- Brief:
From the material below, list every line containing "Photometry".

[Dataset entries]
______
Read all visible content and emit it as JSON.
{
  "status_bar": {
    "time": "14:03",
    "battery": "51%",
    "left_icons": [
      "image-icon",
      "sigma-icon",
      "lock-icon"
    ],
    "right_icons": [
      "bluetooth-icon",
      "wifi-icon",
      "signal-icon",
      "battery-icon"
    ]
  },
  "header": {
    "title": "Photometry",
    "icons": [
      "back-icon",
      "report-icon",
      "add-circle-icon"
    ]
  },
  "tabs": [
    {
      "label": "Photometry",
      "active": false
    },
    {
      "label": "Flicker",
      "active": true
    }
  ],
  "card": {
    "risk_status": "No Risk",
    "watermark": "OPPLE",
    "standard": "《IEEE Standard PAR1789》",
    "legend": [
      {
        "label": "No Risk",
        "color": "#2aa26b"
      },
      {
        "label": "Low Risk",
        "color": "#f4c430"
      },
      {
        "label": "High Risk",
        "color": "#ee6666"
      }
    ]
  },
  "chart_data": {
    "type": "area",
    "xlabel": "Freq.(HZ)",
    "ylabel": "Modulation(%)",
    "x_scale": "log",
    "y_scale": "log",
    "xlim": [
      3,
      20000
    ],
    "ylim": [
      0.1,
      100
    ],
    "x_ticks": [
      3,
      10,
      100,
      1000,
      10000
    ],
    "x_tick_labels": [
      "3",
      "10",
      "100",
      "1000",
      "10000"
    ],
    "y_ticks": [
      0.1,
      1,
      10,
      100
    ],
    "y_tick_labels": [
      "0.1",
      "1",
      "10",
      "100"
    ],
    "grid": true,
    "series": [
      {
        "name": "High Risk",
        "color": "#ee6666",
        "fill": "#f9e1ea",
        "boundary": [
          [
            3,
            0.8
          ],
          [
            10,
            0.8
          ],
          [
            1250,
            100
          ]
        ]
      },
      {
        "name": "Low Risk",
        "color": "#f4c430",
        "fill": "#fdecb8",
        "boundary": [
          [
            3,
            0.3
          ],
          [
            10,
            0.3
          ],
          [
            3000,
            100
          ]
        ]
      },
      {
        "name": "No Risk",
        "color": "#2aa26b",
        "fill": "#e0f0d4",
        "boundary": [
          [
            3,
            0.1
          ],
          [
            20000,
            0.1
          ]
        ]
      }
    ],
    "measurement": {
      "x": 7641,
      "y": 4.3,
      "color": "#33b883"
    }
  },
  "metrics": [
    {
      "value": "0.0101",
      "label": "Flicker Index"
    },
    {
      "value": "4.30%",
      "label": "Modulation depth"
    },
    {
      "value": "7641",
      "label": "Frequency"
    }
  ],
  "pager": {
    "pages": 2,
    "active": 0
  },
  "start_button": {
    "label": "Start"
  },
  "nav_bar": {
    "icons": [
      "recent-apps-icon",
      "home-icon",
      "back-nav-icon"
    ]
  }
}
______
- Result of the exercise:
    "title": "Photometry",
      "label": "Photometry",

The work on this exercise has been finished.